Tell how many lines in the data below hold the string "name"; give nothing but the number.

-- LISTING --
..............................

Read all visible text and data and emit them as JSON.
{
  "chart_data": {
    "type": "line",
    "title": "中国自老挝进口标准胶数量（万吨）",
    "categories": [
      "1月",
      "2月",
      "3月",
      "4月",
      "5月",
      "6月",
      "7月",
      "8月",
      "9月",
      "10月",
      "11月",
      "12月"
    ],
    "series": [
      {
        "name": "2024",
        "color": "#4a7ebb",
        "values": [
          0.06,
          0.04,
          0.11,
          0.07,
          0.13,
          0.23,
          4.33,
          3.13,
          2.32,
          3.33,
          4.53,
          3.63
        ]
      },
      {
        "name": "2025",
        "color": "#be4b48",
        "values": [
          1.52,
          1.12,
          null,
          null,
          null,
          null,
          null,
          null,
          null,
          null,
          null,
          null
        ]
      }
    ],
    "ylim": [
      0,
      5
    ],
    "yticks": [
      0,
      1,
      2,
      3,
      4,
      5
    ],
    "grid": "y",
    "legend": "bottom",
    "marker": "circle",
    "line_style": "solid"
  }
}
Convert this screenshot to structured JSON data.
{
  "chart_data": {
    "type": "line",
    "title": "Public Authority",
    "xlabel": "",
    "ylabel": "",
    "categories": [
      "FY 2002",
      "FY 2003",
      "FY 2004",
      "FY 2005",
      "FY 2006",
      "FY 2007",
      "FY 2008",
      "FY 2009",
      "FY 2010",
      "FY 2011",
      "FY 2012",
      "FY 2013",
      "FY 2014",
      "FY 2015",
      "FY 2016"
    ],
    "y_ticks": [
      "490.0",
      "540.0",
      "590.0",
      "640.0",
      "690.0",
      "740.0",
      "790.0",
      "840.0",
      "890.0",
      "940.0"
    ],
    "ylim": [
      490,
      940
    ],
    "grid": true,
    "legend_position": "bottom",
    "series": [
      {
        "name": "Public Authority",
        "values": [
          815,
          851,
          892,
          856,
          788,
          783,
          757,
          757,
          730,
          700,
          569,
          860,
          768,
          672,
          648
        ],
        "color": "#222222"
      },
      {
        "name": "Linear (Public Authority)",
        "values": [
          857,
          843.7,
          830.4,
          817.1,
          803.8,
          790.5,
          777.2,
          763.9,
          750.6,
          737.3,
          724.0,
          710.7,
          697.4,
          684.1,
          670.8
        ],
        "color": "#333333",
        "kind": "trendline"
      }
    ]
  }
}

..............................

-- ANSWER TO THE TASK --
4